WHAT YOU HAVE TO DO - Tally the lines below that contain "ylabel". The number is the whole answer.

(Excerpts from a figure dataset)

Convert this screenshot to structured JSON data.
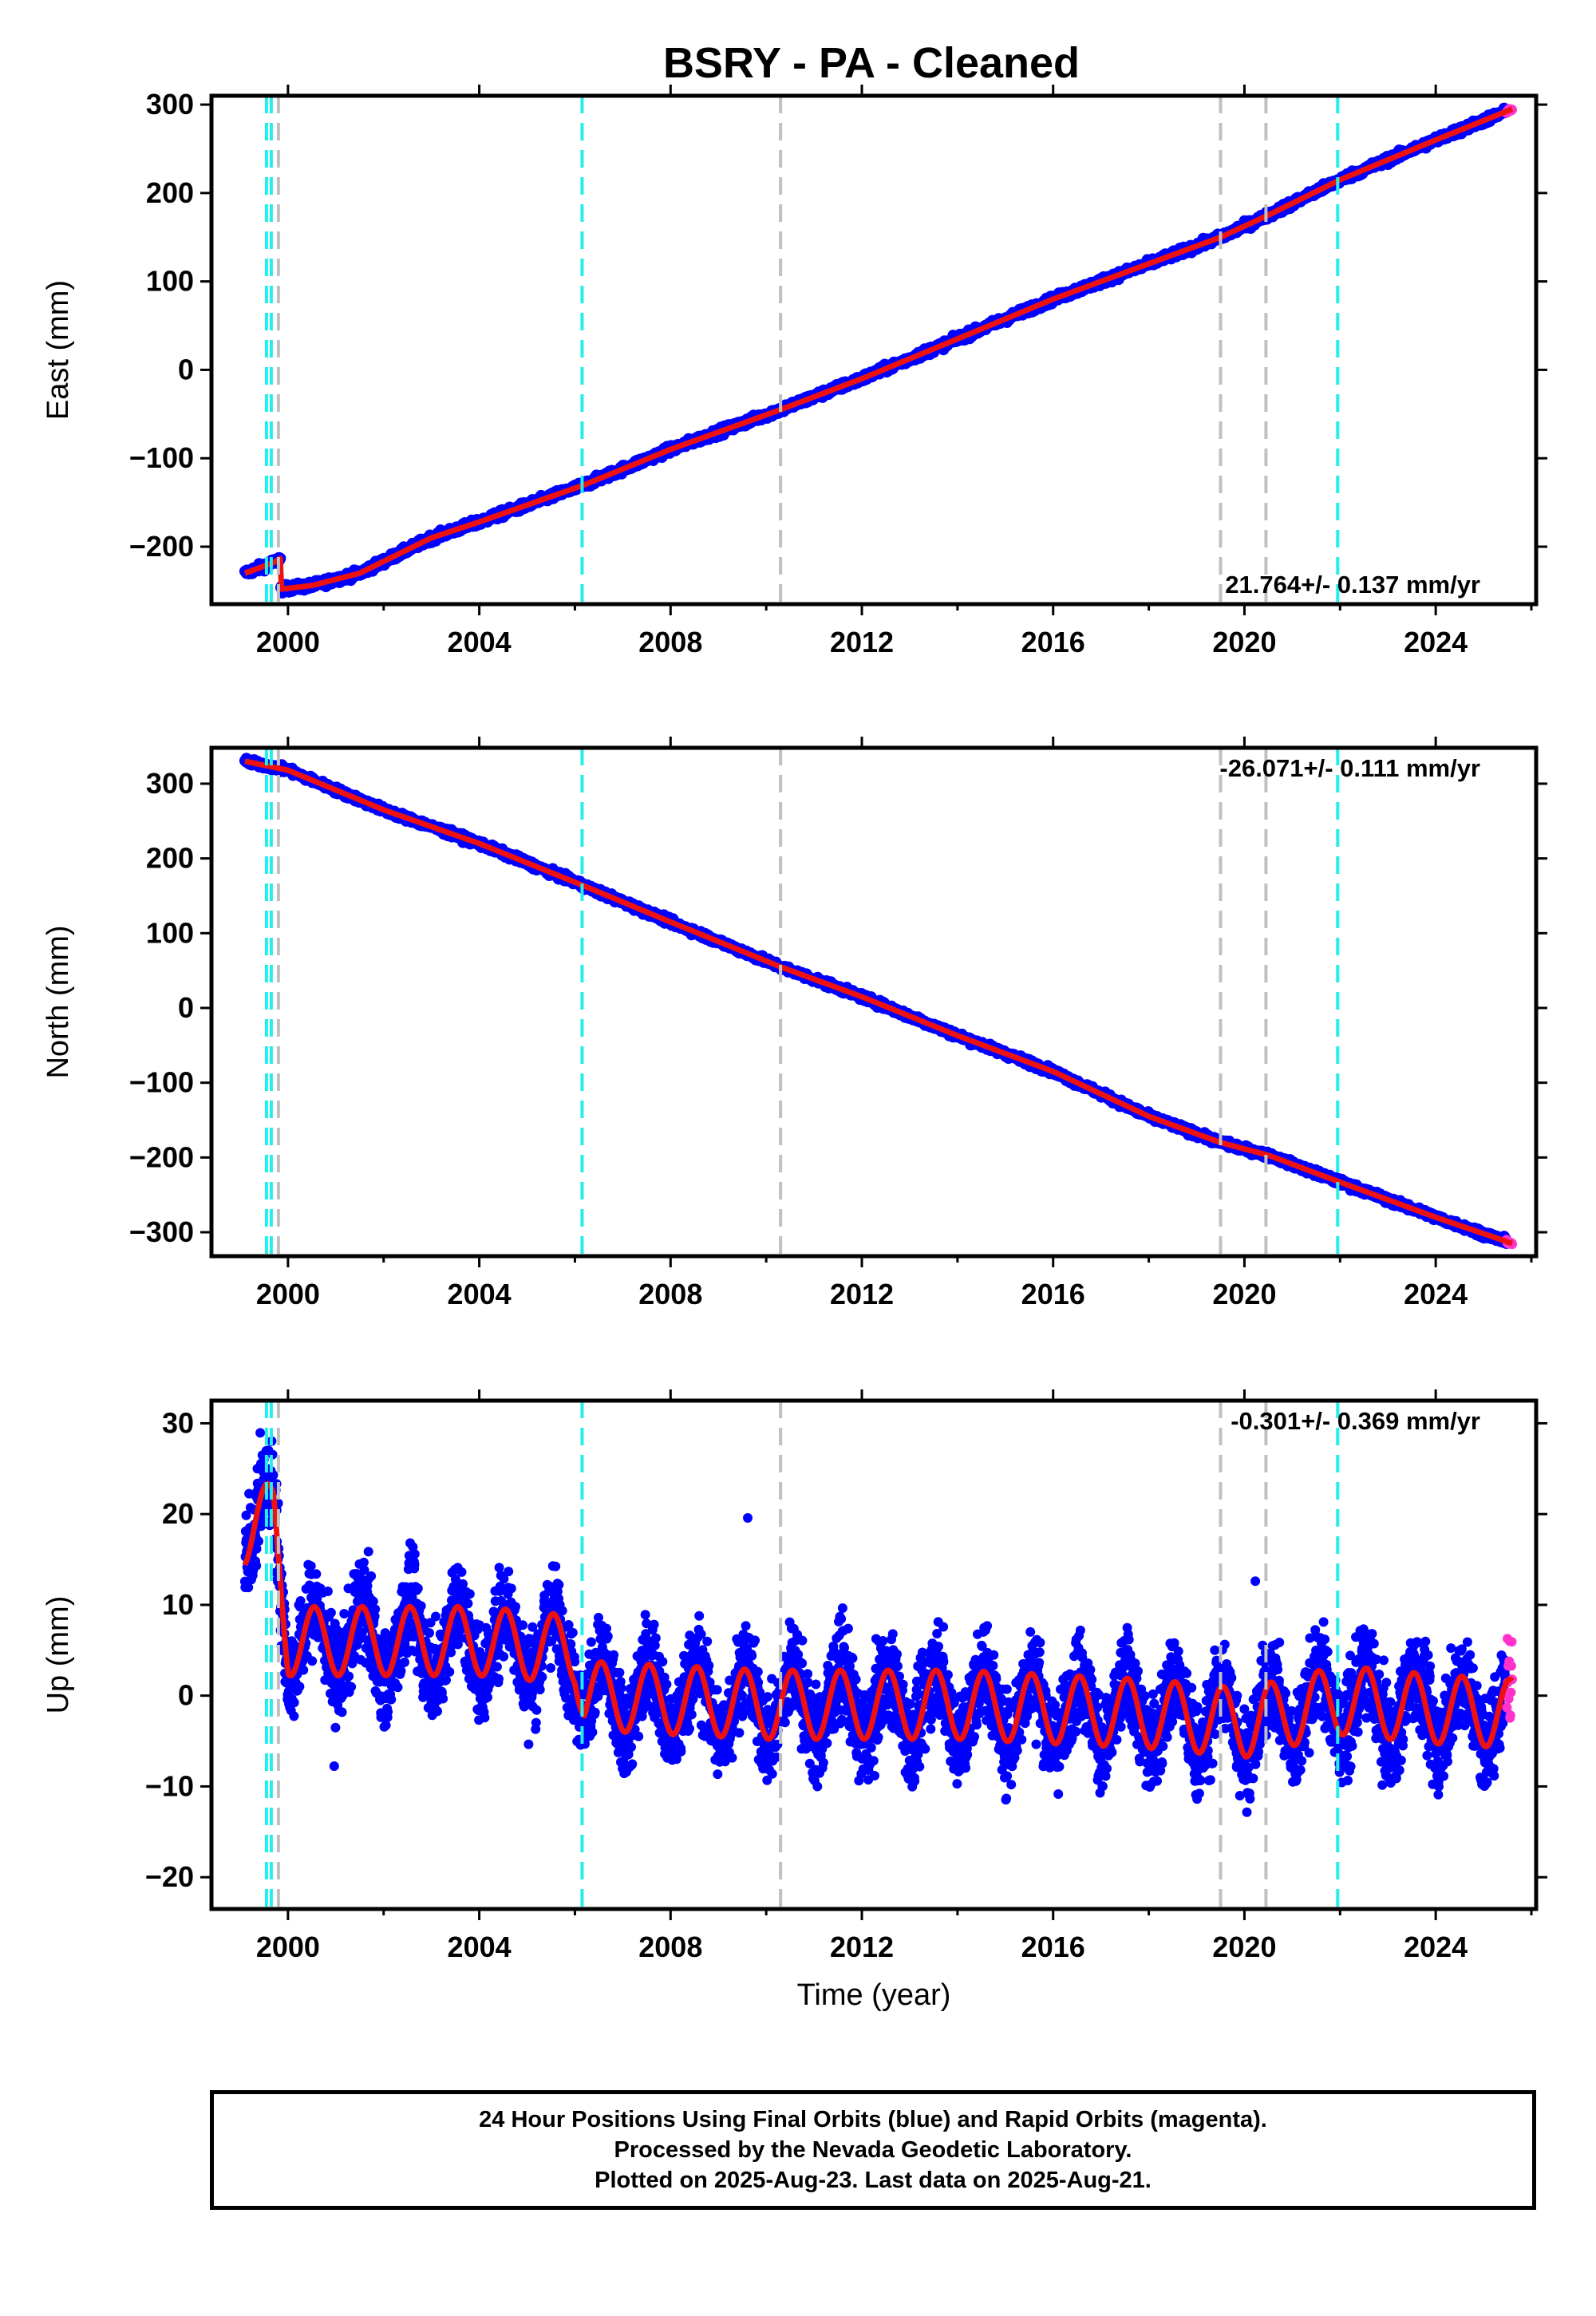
{
  "title": "BSRY  - PA - Cleaned",
  "colors": {
    "final_points": "#0000ff",
    "rapid_points": "#ff33cc",
    "model": "#ee1111",
    "antenna_break": "#22eeee",
    "equipment_break": "#c0c0c0",
    "frame": "#000000"
  },
  "chart_data": [
    {
      "type": "scatter",
      "component": "east",
      "ylabel": "East (mm)",
      "xlabel": "",
      "xlim": [
        1998.4,
        2026.1
      ],
      "ylim": [
        -265,
        310
      ],
      "yticks": [
        -200,
        -100,
        0,
        100,
        200,
        300
      ],
      "xticks": [
        2000,
        2004,
        2008,
        2012,
        2016,
        2020,
        2024
      ],
      "rate_label": "21.764+/- 0.137 mm/yr",
      "rate_position": "bottom-right",
      "rate_mm_per_yr": 21.764,
      "series": [
        {
          "x": [
            1999.1,
            1999.7,
            1999.85
          ],
          "y": [
            -230,
            -218,
            -213
          ]
        },
        {
          "x": [
            1999.85,
            2000.5,
            2001.5,
            2003.0,
            2004.0,
            2006.2,
            2008.0,
            2010.3,
            2012.0,
            2014.0,
            2016.0,
            2018.0,
            2019.5,
            2020.5,
            2022.0,
            2024.0,
            2025.6
          ],
          "y": [
            -248,
            -244,
            -230,
            -190,
            -172,
            -130,
            -90,
            -45,
            -10,
            35,
            80,
            120,
            150,
            175,
            215,
            260,
            295
          ]
        }
      ]
    },
    {
      "type": "scatter",
      "component": "north",
      "ylabel": "North (mm)",
      "xlabel": "",
      "xlim": [
        1998.4,
        2026.1
      ],
      "ylim": [
        -332,
        348
      ],
      "yticks": [
        -300,
        -200,
        -100,
        0,
        100,
        200,
        300
      ],
      "xticks": [
        2000,
        2004,
        2008,
        2012,
        2016,
        2020,
        2024
      ],
      "rate_label": "-26.071+/- 0.111 mm/yr",
      "rate_position": "top-right",
      "rate_mm_per_yr": -26.071,
      "series": [
        {
          "x": [
            1999.1,
            2000.0,
            2002.0,
            2004.0,
            2006.2,
            2008.0,
            2010.3,
            2012.0,
            2014.0,
            2016.0,
            2018.0,
            2019.5,
            2020.5,
            2022.0,
            2024.0,
            2025.6
          ],
          "y": [
            330,
            318,
            265,
            220,
            163,
            115,
            55,
            15,
            -37,
            -85,
            -145,
            -180,
            -197,
            -233,
            -280,
            -315
          ]
        }
      ]
    },
    {
      "type": "scatter",
      "component": "up",
      "ylabel": "Up (mm)",
      "xlabel": "Time (year)",
      "xlim": [
        1998.4,
        2026.1
      ],
      "ylim": [
        -23.5,
        32.5
      ],
      "yticks": [
        -20,
        -10,
        0,
        10,
        20,
        30
      ],
      "xticks": [
        2000,
        2004,
        2008,
        2012,
        2016,
        2020,
        2024
      ],
      "rate_label": "-0.301+/- 0.369 mm/yr",
      "rate_position": "top-right",
      "rate_mm_per_yr": -0.301,
      "annual_amplitude_mm": 3.8,
      "series": [
        {
          "x": [
            1999.1,
            1999.7,
            2000.0,
            2002.0,
            2004.0,
            2006.0,
            2006.2,
            2010.0,
            2014.0,
            2018.0,
            2020.0,
            2022.0,
            2024.0,
            2025.6
          ],
          "y": [
            18,
            20,
            6,
            6,
            6,
            5,
            0,
            -1,
            -1,
            -2,
            -3,
            -0.5,
            -1.5,
            -2
          ]
        }
      ]
    }
  ],
  "breaks": {
    "antenna": [
      1999.55,
      1999.65,
      2006.15,
      2021.95
    ],
    "equipment": [
      1999.8,
      2010.3,
      2019.5,
      2020.45
    ]
  },
  "footer": {
    "line1": "24 Hour Positions Using Final Orbits (blue) and Rapid Orbits (magenta).",
    "line2": "Processed by the Nevada Geodetic Laboratory.",
    "line3": "Plotted on 2025-Aug-23. Last data on 2025-Aug-21."
  }
}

ANSWER TO THE TASK - 3